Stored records
_ _ _ _ _

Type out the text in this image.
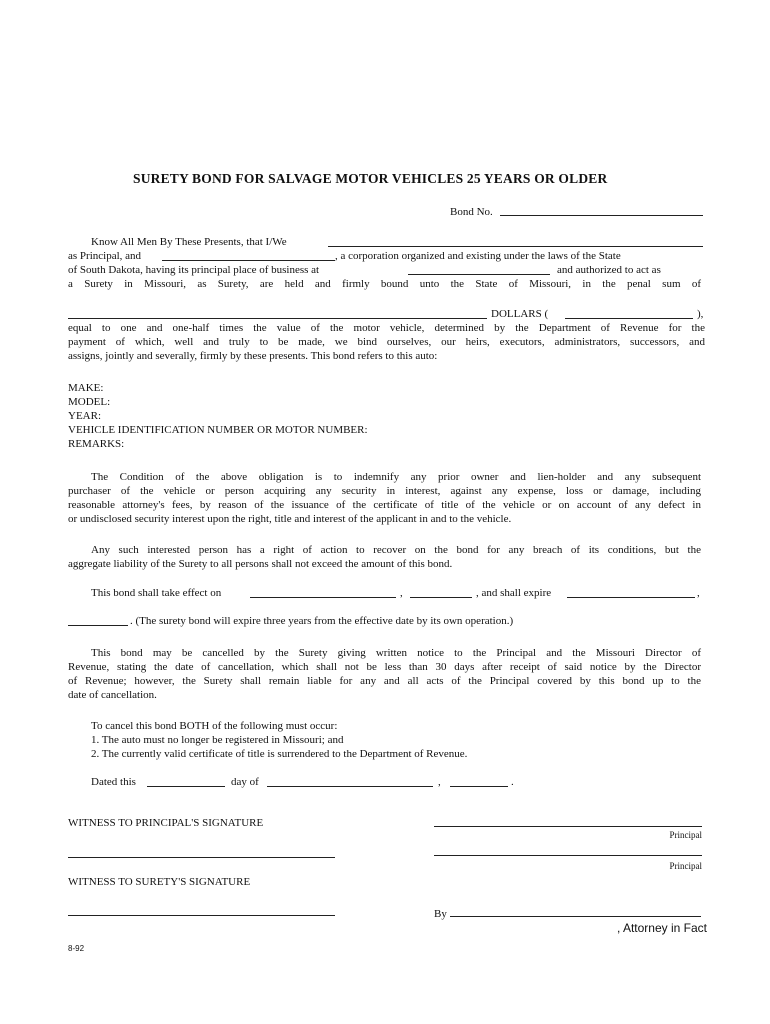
SURETY BOND FOR SALVAGE MOTOR VEHICLES 25 YEARS OR OLDER
Bond No.
Know All Men By These Presents, that I/We
as Principal, and	, a corporation organized and existing under the laws of the State
of South Dakota, having its principal place of business at	and authorized to act as
a Surety in Missouri, as Surety, are held and firmly bound unto the State of Missouri, in the penal sum of
DOLLARS (	),
equal to one and one-half times the value of the motor vehicle, determined by the Department of Revenue for the
payment of which, well and truly to be made, we bind ourselves, our heirs, executors, administrators, successors, and
assigns, jointly and severally, firmly by these presents. This bond refers to this auto:
MAKE:
MODEL:
YEAR:
VEHICLE IDENTIFICATION NUMBER OR MOTOR NUMBER:
REMARKS:
The Condition of the above obligation is to indemnify any prior owner and lien-holder and any subsequent
purchaser of the vehicle or person acquiring any security in interest, against any expense, loss or damage, including
reasonable attorney's fees, by reason of the issuance of the certificate of title of the vehicle or on account of any defect in
or undisclosed security interest upon the right, title and interest of the applicant in and to the vehicle.
Any such interested person has a right of action to recover on the bond for any breach of its conditions, but the
aggregate liability of the Surety to all persons shall not exceed the amount of this bond.
This bond shall take effect on	,	, and shall expire	,
. (The surety bond will expire three years from the effective date by its own operation.)
This bond may be cancelled by the Surety giving written notice to the Principal and the Missouri Director of
Revenue, stating the date of cancellation, which shall not be less than 30 days after receipt of said notice by the Director
of Revenue; however, the Surety shall remain liable for any and all acts of the Principal covered by this bond up to the
date of cancellation.
To cancel this bond BOTH of the following must occur:
1. The auto must no longer be registered in Missouri; and
2. The currently valid certificate of title is surrendered to the Department of Revenue.
Dated this	day of	,	.
WITNESS TO PRINCIPAL'S SIGNATURE
Principal
Principal
WITNESS TO SURETY'S SIGNATURE
By
, Attorney in Fact
8-92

_ _ _ _ _

## [TASK OBJECTIVE]
Write out the records above once more, word for word, with no pictures.

## [RESPONSE TO THE TASK]
Type out the text in this image.
SURETY BOND FOR SALVAGE MOTOR VEHICLES 25 YEARS OR OLDER
Bond No.
Know All Men By These Presents, that I/We
as Principal, and	, a corporation organized and existing under the laws of the State
of South Dakota, having its principal place of business at	and authorized to act as
a Surety in Missouri, as Surety, are held and firmly bound unto the State of Missouri, in the penal sum of
DOLLARS (	),
equal to one and one-half times the value of the motor vehicle, determined by the Department of Revenue for the
payment of which, well and truly to be made, we bind ourselves, our heirs, executors, administrators, successors, and
assigns, jointly and severally, firmly by these presents. This bond refers to this auto:
MAKE:
MODEL:
YEAR:
VEHICLE IDENTIFICATION NUMBER OR MOTOR NUMBER:
REMARKS:
The Condition of the above obligation is to indemnify any prior owner and lien-holder and any subsequent
purchaser of the vehicle or person acquiring any security in interest, against any expense, loss or damage, including
reasonable attorney's fees, by reason of the issuance of the certificate of title of the vehicle or on account of any defect in
or undisclosed security interest upon the right, title and interest of the applicant in and to the vehicle.
Any such interested person has a right of action to recover on the bond for any breach of its conditions, but the
aggregate liability of the Surety to all persons shall not exceed the amount of this bond.
This bond shall take effect on	,	, and shall expire	,
. (The surety bond will expire three years from the effective date by its own operation.)
This bond may be cancelled by the Surety giving written notice to the Principal and the Missouri Director of
Revenue, stating the date of cancellation, which shall not be less than 30 days after receipt of said notice by the Director
of Revenue; however, the Surety shall remain liable for any and all acts of the Principal covered by this bond up to the
date of cancellation.
To cancel this bond BOTH of the following must occur:
1. The auto must no longer be registered in Missouri; and
2. The currently valid certificate of title is surrendered to the Department of Revenue.
Dated this	day of	,	.
WITNESS TO PRINCIPAL'S SIGNATURE
Principal
Principal
WITNESS TO SURETY'S SIGNATURE
By
, Attorney in Fact
8-92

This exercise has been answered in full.